**Angezeigter Text:**
= = = =

Was Tibco mit der Analysetechnik von Spotfire vorhat

02.07.2007
Tibco begibt sich mit dem Kauf von Spotfire als erster Spezialist für das Prozess-Management in den Markt für Business Intelligence. Doch bisher sind die Produktpläne vor allem von Visionen geprägt.

Anfang Mai hatte Tibco angekündigt, den Spezialisten für Datenanalyse und -visualisierung Spotfire für 195 Millionen Dollar in bar kaufen zu wollen. Nachdem der Deal nun auch formal in trockenen Tüchern ist, erläuterte Rodger Oberg, Vice President Product Strategy Spotfire, gegenüber der COMPUTERWOCHE, wie sich die unterschiedlichen Produkte und Strategien beider Hersteller künftig vertragen sollen. Demnach sei der Spotfire-Kauf Teil einer Vision, die Tibco als "predictive business" beschreibt. In Anlehnung an das eigene Produktportfolio propagiert der Hersteller eine Referenzinfrastruktur, die Konzepte und Techniken wie die einer "Service-orientierten Architektur" und "Event-driven Architecture", Business Process Management (BPM), Business Activity Monitoring und "complex event processing" vereint, um Unternehmensprozesse flexibler (steuerbarer) und schneller zu machen (ausführliche Informationen und Diskussionen zu SOA, Event-Processing und BPM finden Sie auch in unserem SOA-Expertenrat).

Spotfire könne mit seinen Tools in diesen Anwendungsgebieten Daten über die Qualität und Bedeutung von Prozessen und Events erfassen und regelbasierend auswerten. Ein Beispiel wäre die Integration von Spotfire in die Tibco-Software "Tibco BusinessEvents". Bei einem Event werden kontextbezogene Informationen in Spotfire zur Analyse geladen, um beispielsweise eine Ursachen- oder Mustererkennung zu betreiben. Dabei ließen sich auch bestehende Geschäftsregeln bearbeiten und diese wieder an die Event-Technik einbringen.

= = = =

**Aufgaben:**
a - Entnimm dem Artikel über den Spotfire-Kauf den Abschnitt von "Was Tibco mit" bis hinunter zu "von Visionen geprägt." in genauem Wortlaut.
b - Zu welchem Preis wollte Tibco laut dem Artikel über den Spotfire-Kauf das Unternehmen Spotfire übernehmen?

**Bereitgestellte Angaben:**
= = = =

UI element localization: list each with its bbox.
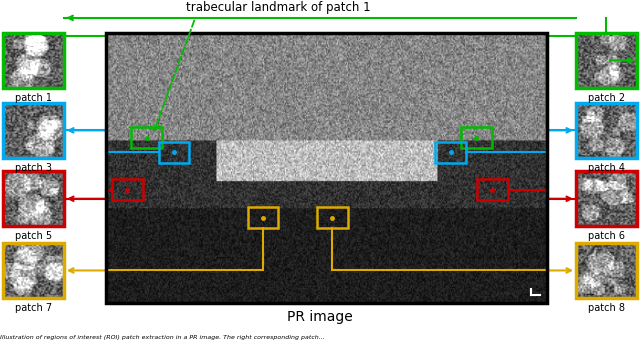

= = = =

**Antworten in Reihenfolge:**
a -
Was Tibco mit der Analysetechnik von Spotfire vorhat

02.07.2007
Tibco begibt sich mit dem Kauf von Spotfire als erster Spezialist für das Prozess-Management in den Markt für Business Intelligence. Doch bisher sind die Produktpläne vor allem von Visionen geprägt.

b - Für 195 Millionen Dollar in bar.